### What you need to do
Report, as a bare number, how many lines hold "OSWALD".

### Exercise input
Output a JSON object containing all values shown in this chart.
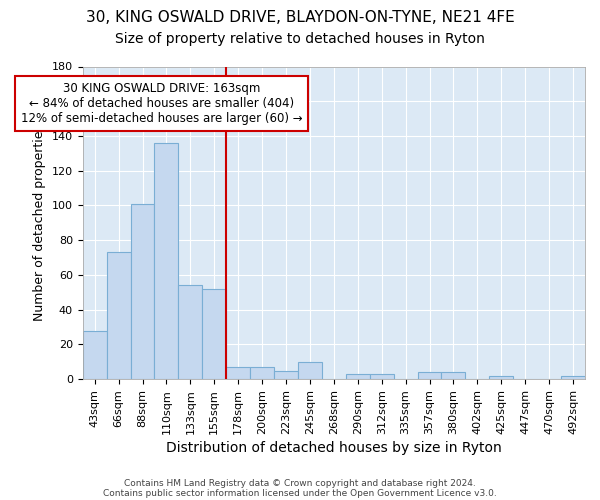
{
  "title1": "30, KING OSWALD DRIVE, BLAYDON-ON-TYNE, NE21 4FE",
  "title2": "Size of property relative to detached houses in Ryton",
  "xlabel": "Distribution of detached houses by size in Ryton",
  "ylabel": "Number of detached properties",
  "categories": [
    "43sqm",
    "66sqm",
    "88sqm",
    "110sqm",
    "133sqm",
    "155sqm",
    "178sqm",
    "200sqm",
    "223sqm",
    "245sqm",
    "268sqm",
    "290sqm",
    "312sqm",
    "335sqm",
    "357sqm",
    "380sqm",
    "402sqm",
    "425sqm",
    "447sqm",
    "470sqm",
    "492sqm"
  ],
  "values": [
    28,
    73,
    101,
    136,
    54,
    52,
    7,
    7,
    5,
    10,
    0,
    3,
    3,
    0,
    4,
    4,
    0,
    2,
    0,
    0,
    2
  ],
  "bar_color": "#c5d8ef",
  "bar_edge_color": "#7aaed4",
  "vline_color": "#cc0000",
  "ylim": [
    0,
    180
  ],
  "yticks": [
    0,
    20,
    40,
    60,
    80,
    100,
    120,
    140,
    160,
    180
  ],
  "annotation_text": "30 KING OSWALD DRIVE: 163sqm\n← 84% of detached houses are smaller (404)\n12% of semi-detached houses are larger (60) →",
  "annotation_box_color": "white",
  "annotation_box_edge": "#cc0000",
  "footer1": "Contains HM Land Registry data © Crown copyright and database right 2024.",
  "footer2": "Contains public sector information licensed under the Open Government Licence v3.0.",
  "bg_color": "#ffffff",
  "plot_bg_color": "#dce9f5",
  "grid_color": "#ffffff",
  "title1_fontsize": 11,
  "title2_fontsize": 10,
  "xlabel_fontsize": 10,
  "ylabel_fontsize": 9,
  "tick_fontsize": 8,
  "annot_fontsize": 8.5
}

### Exercise output
2